**Figure data in JSON**
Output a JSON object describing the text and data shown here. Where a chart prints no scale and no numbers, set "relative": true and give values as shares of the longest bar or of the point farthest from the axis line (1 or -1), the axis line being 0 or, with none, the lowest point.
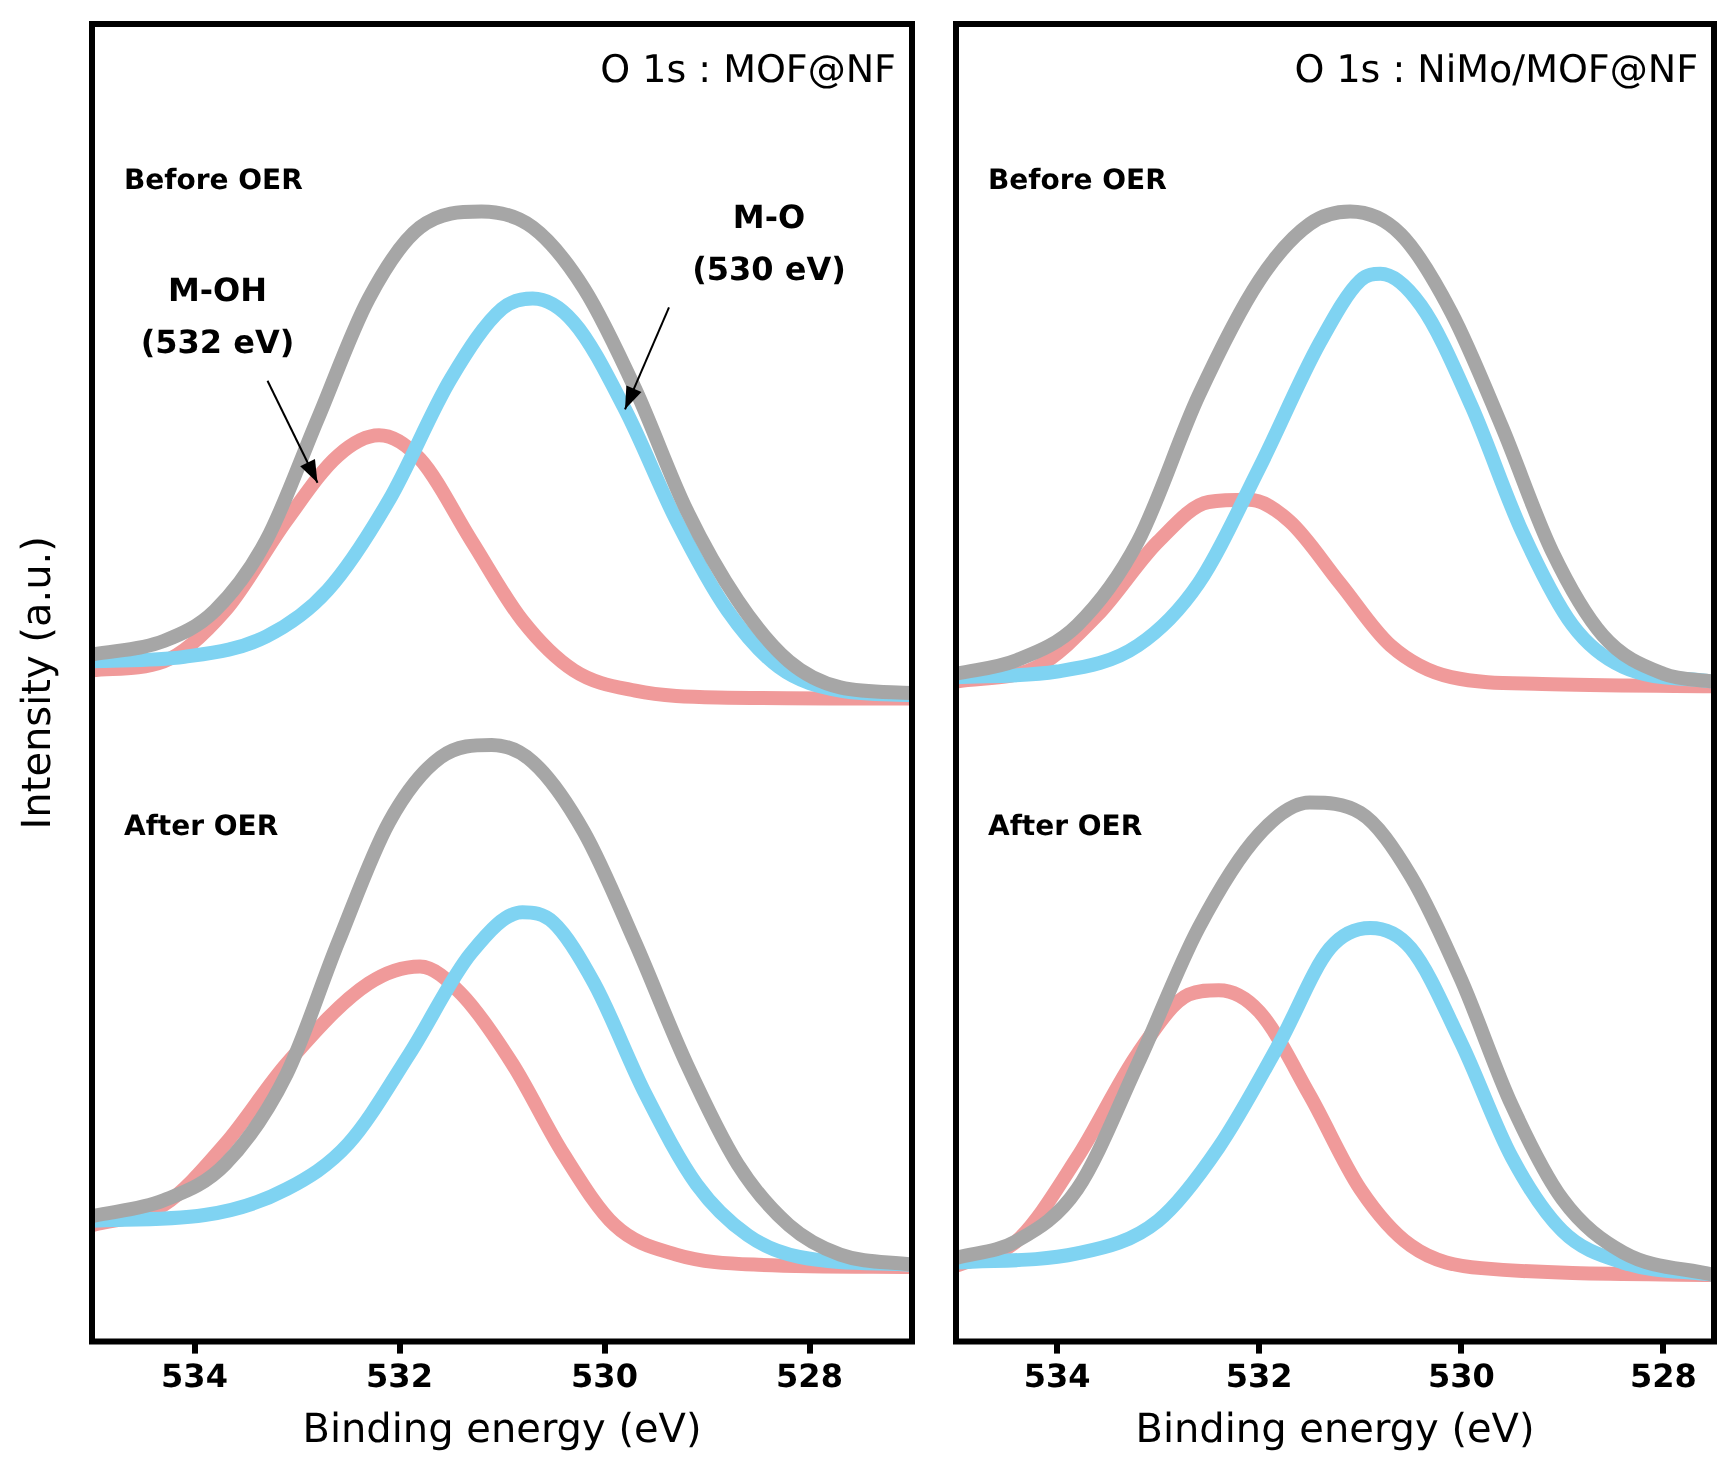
{
  "chart_data": [
    {
      "type": "line",
      "title": "O 1s : MOF@NF",
      "xlabel": "Binding energy (eV)",
      "ylabel": "Intensity (a.u.)",
      "relative": true,
      "tick_labels": "x",
      "marker": "none",
      "xlim": [
        535,
        527
      ],
      "xticks": [
        534,
        532,
        530,
        528
      ],
      "annotations": [
        "Before OER",
        "After OER",
        {
          "text": "M-OH\n(532 eV)",
          "x": 532.8,
          "y": 0.76
        },
        {
          "text": "M-O\n(530 eV)",
          "x": 529.8,
          "y": 0.825
        }
      ],
      "series": [
        {
          "color": "#a6a6a6",
          "x": [
            535.0,
            534.3,
            533.8,
            533.3,
            532.8,
            532.3,
            531.8,
            531.2,
            530.7,
            530.2,
            529.7,
            529.2,
            528.7,
            528.2,
            527.7,
            527.0
          ],
          "values": [
            0.608,
            0.62,
            0.647,
            0.709,
            0.816,
            0.923,
            0.986,
            1,
            0.986,
            0.932,
            0.843,
            0.736,
            0.656,
            0.602,
            0.579,
            0.574
          ]
        },
        {
          "color": "#7fd3f2",
          "x": [
            535.0,
            534.1,
            533.3,
            532.7,
            532.1,
            531.5,
            531.0,
            530.7,
            530.3,
            529.8,
            529.3,
            528.8,
            528.3,
            527.7,
            527.0
          ],
          "values": [
            0.602,
            0.606,
            0.624,
            0.665,
            0.745,
            0.852,
            0.914,
            0.923,
            0.902,
            0.825,
            0.727,
            0.647,
            0.597,
            0.576,
            0.572
          ]
        },
        {
          "color": "#f09a9a",
          "x": [
            535.0,
            534.3,
            533.7,
            533.1,
            532.6,
            532.2,
            531.8,
            531.3,
            530.8,
            530.3,
            529.7,
            528.9,
            527.0
          ],
          "values": [
            0.594,
            0.602,
            0.647,
            0.727,
            0.784,
            0.802,
            0.781,
            0.709,
            0.638,
            0.594,
            0.576,
            0.57,
            0.569
          ]
        },
        {
          "color": "#a6a6a6",
          "x": [
            535.0,
            534.3,
            533.7,
            533.1,
            532.6,
            532.1,
            531.6,
            531.1,
            530.7,
            530.2,
            529.7,
            529.2,
            528.7,
            528.2,
            527.7,
            527.0
          ],
          "values": [
            0.111,
            0.125,
            0.157,
            0.237,
            0.353,
            0.46,
            0.517,
            0.528,
            0.513,
            0.451,
            0.353,
            0.246,
            0.157,
            0.103,
            0.077,
            0.068
          ]
        },
        {
          "color": "#7fd3f2",
          "x": [
            535.0,
            533.9,
            533.1,
            532.5,
            531.9,
            531.3,
            530.8,
            530.5,
            530.1,
            529.6,
            529.1,
            528.6,
            528.1,
            527.0
          ],
          "values": [
            0.107,
            0.112,
            0.135,
            0.175,
            0.255,
            0.344,
            0.38,
            0.371,
            0.317,
            0.219,
            0.139,
            0.094,
            0.075,
            0.068
          ]
        },
        {
          "color": "#f09a9a",
          "x": [
            535.0,
            534.3,
            533.7,
            533.1,
            532.3,
            531.8,
            531.4,
            530.9,
            530.4,
            529.9,
            529.3,
            528.5,
            527.0
          ],
          "values": [
            0.103,
            0.121,
            0.175,
            0.246,
            0.317,
            0.332,
            0.308,
            0.246,
            0.166,
            0.103,
            0.077,
            0.068,
            0.066
          ]
        }
      ]
    },
    {
      "type": "line",
      "title": "O 1s : NiMo/MOF@NF",
      "xlabel": "Binding energy (eV)",
      "relative": true,
      "tick_labels": "x",
      "marker": "none",
      "xlim": [
        535,
        527.5
      ],
      "xticks": [
        534,
        532,
        530,
        528
      ],
      "annotations": [
        "Before OER",
        "After OER"
      ],
      "series": [
        {
          "color": "#a6a6a6",
          "x": [
            535.0,
            534.4,
            533.8,
            533.2,
            532.6,
            532.0,
            531.5,
            531.1,
            530.6,
            530.1,
            529.6,
            529.1,
            528.6,
            528.0,
            527.5
          ],
          "values": [
            0.591,
            0.603,
            0.634,
            0.708,
            0.837,
            0.939,
            0.989,
            1,
            0.98,
            0.911,
            0.81,
            0.699,
            0.625,
            0.591,
            0.584
          ]
        },
        {
          "color": "#7fd3f2",
          "x": [
            535.0,
            534.0,
            533.2,
            532.6,
            532.0,
            531.4,
            531.0,
            530.8,
            530.4,
            529.9,
            529.4,
            528.9,
            528.4,
            527.5
          ],
          "values": [
            0.588,
            0.593,
            0.616,
            0.671,
            0.773,
            0.884,
            0.939,
            0.945,
            0.917,
            0.828,
            0.717,
            0.634,
            0.597,
            0.584
          ]
        },
        {
          "color": "#f09a9a",
          "x": [
            535.0,
            534.2,
            533.6,
            533.0,
            532.5,
            532.1,
            531.7,
            531.2,
            530.7,
            530.1,
            529.2,
            527.5
          ],
          "values": [
            0.584,
            0.597,
            0.643,
            0.708,
            0.743,
            0.745,
            0.726,
            0.671,
            0.616,
            0.588,
            0.582,
            0.58
          ]
        },
        {
          "color": "#a6a6a6",
          "x": [
            535.0,
            534.4,
            533.8,
            533.2,
            532.6,
            532.0,
            531.5,
            531.0,
            530.5,
            530.0,
            529.5,
            529.0,
            528.4,
            527.5
          ],
          "values": [
            0.074,
            0.089,
            0.135,
            0.246,
            0.366,
            0.449,
            0.477,
            0.468,
            0.412,
            0.32,
            0.209,
            0.126,
            0.079,
            0.059
          ]
        },
        {
          "color": "#7fd3f2",
          "x": [
            535.0,
            533.8,
            533.0,
            532.4,
            531.8,
            531.3,
            530.9,
            530.5,
            530.0,
            529.5,
            529.0,
            528.4,
            527.5
          ],
          "values": [
            0.07,
            0.078,
            0.107,
            0.172,
            0.264,
            0.348,
            0.366,
            0.348,
            0.264,
            0.163,
            0.098,
            0.07,
            0.059
          ]
        },
        {
          "color": "#f09a9a",
          "x": [
            535.0,
            534.4,
            533.8,
            533.2,
            532.7,
            532.4,
            532.0,
            531.5,
            531.0,
            530.5,
            529.8,
            527.5
          ],
          "values": [
            0.067,
            0.089,
            0.163,
            0.255,
            0.307,
            0.311,
            0.292,
            0.218,
            0.135,
            0.085,
            0.065,
            0.059
          ]
        }
      ]
    }
  ]
}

**Required task**
Copy the listing exactly. Any image in it stays out of the copy.

**Exercise response**
Output a JSON object describing the text and data shown here. Where a chart prints no scale and no numbers, set "relative": true and give values as shares of the longest bar or of the point farthest from the axis line (1 or -1), the axis line being 0 or, with none, the lowest point.
{
  "chart_data": [
    {
      "type": "line",
      "title": "O 1s : MOF@NF",
      "xlabel": "Binding energy (eV)",
      "ylabel": "Intensity (a.u.)",
      "relative": true,
      "tick_labels": "x",
      "marker": "none",
      "xlim": [
        535,
        527
      ],
      "xticks": [
        534,
        532,
        530,
        528
      ],
      "annotations": [
        "Before OER",
        "After OER",
        {
          "text": "M-OH\n(532 eV)",
          "x": 532.8,
          "y": 0.76
        },
        {
          "text": "M-O\n(530 eV)",
          "x": 529.8,
          "y": 0.825
        }
      ],
      "series": [
        {
          "color": "#a6a6a6",
          "x": [
            535.0,
            534.3,
            533.8,
            533.3,
            532.8,
            532.3,
            531.8,
            531.2,
            530.7,
            530.2,
            529.7,
            529.2,
            528.7,
            528.2,
            527.7,
            527.0
          ],
          "values": [
            0.608,
            0.62,
            0.647,
            0.709,
            0.816,
            0.923,
            0.986,
            1,
            0.986,
            0.932,
            0.843,
            0.736,
            0.656,
            0.602,
            0.579,
            0.574
          ]
        },
        {
          "color": "#7fd3f2",
          "x": [
            535.0,
            534.1,
            533.3,
            532.7,
            532.1,
            531.5,
            531.0,
            530.7,
            530.3,
            529.8,
            529.3,
            528.8,
            528.3,
            527.7,
            527.0
          ],
          "values": [
            0.602,
            0.606,
            0.624,
            0.665,
            0.745,
            0.852,
            0.914,
            0.923,
            0.902,
            0.825,
            0.727,
            0.647,
            0.597,
            0.576,
            0.572
          ]
        },
        {
          "color": "#f09a9a",
          "x": [
            535.0,
            534.3,
            533.7,
            533.1,
            532.6,
            532.2,
            531.8,
            531.3,
            530.8,
            530.3,
            529.7,
            528.9,
            527.0
          ],
          "values": [
            0.594,
            0.602,
            0.647,
            0.727,
            0.784,
            0.802,
            0.781,
            0.709,
            0.638,
            0.594,
            0.576,
            0.57,
            0.569
          ]
        },
        {
          "color": "#a6a6a6",
          "x": [
            535.0,
            534.3,
            533.7,
            533.1,
            532.6,
            532.1,
            531.6,
            531.1,
            530.7,
            530.2,
            529.7,
            529.2,
            528.7,
            528.2,
            527.7,
            527.0
          ],
          "values": [
            0.111,
            0.125,
            0.157,
            0.237,
            0.353,
            0.46,
            0.517,
            0.528,
            0.513,
            0.451,
            0.353,
            0.246,
            0.157,
            0.103,
            0.077,
            0.068
          ]
        },
        {
          "color": "#7fd3f2",
          "x": [
            535.0,
            533.9,
            533.1,
            532.5,
            531.9,
            531.3,
            530.8,
            530.5,
            530.1,
            529.6,
            529.1,
            528.6,
            528.1,
            527.0
          ],
          "values": [
            0.107,
            0.112,
            0.135,
            0.175,
            0.255,
            0.344,
            0.38,
            0.371,
            0.317,
            0.219,
            0.139,
            0.094,
            0.075,
            0.068
          ]
        },
        {
          "color": "#f09a9a",
          "x": [
            535.0,
            534.3,
            533.7,
            533.1,
            532.3,
            531.8,
            531.4,
            530.9,
            530.4,
            529.9,
            529.3,
            528.5,
            527.0
          ],
          "values": [
            0.103,
            0.121,
            0.175,
            0.246,
            0.317,
            0.332,
            0.308,
            0.246,
            0.166,
            0.103,
            0.077,
            0.068,
            0.066
          ]
        }
      ]
    },
    {
      "type": "line",
      "title": "O 1s : NiMo/MOF@NF",
      "xlabel": "Binding energy (eV)",
      "relative": true,
      "tick_labels": "x",
      "marker": "none",
      "xlim": [
        535,
        527.5
      ],
      "xticks": [
        534,
        532,
        530,
        528
      ],
      "annotations": [
        "Before OER",
        "After OER"
      ],
      "series": [
        {
          "color": "#a6a6a6",
          "x": [
            535.0,
            534.4,
            533.8,
            533.2,
            532.6,
            532.0,
            531.5,
            531.1,
            530.6,
            530.1,
            529.6,
            529.1,
            528.6,
            528.0,
            527.5
          ],
          "values": [
            0.591,
            0.603,
            0.634,
            0.708,
            0.837,
            0.939,
            0.989,
            1,
            0.98,
            0.911,
            0.81,
            0.699,
            0.625,
            0.591,
            0.584
          ]
        },
        {
          "color": "#7fd3f2",
          "x": [
            535.0,
            534.0,
            533.2,
            532.6,
            532.0,
            531.4,
            531.0,
            530.8,
            530.4,
            529.9,
            529.4,
            528.9,
            528.4,
            527.5
          ],
          "values": [
            0.588,
            0.593,
            0.616,
            0.671,
            0.773,
            0.884,
            0.939,
            0.945,
            0.917,
            0.828,
            0.717,
            0.634,
            0.597,
            0.584
          ]
        },
        {
          "color": "#f09a9a",
          "x": [
            535.0,
            534.2,
            533.6,
            533.0,
            532.5,
            532.1,
            531.7,
            531.2,
            530.7,
            530.1,
            529.2,
            527.5
          ],
          "values": [
            0.584,
            0.597,
            0.643,
            0.708,
            0.743,
            0.745,
            0.726,
            0.671,
            0.616,
            0.588,
            0.582,
            0.58
          ]
        },
        {
          "color": "#a6a6a6",
          "x": [
            535.0,
            534.4,
            533.8,
            533.2,
            532.6,
            532.0,
            531.5,
            531.0,
            530.5,
            530.0,
            529.5,
            529.0,
            528.4,
            527.5
          ],
          "values": [
            0.074,
            0.089,
            0.135,
            0.246,
            0.366,
            0.449,
            0.477,
            0.468,
            0.412,
            0.32,
            0.209,
            0.126,
            0.079,
            0.059
          ]
        },
        {
          "color": "#7fd3f2",
          "x": [
            535.0,
            533.8,
            533.0,
            532.4,
            531.8,
            531.3,
            530.9,
            530.5,
            530.0,
            529.5,
            529.0,
            528.4,
            527.5
          ],
          "values": [
            0.07,
            0.078,
            0.107,
            0.172,
            0.264,
            0.348,
            0.366,
            0.348,
            0.264,
            0.163,
            0.098,
            0.07,
            0.059
          ]
        },
        {
          "color": "#f09a9a",
          "x": [
            535.0,
            534.4,
            533.8,
            533.2,
            532.7,
            532.4,
            532.0,
            531.5,
            531.0,
            530.5,
            529.8,
            527.5
          ],
          "values": [
            0.067,
            0.089,
            0.163,
            0.255,
            0.307,
            0.311,
            0.292,
            0.218,
            0.135,
            0.085,
            0.065,
            0.059
          ]
        }
      ]
    }
  ]
}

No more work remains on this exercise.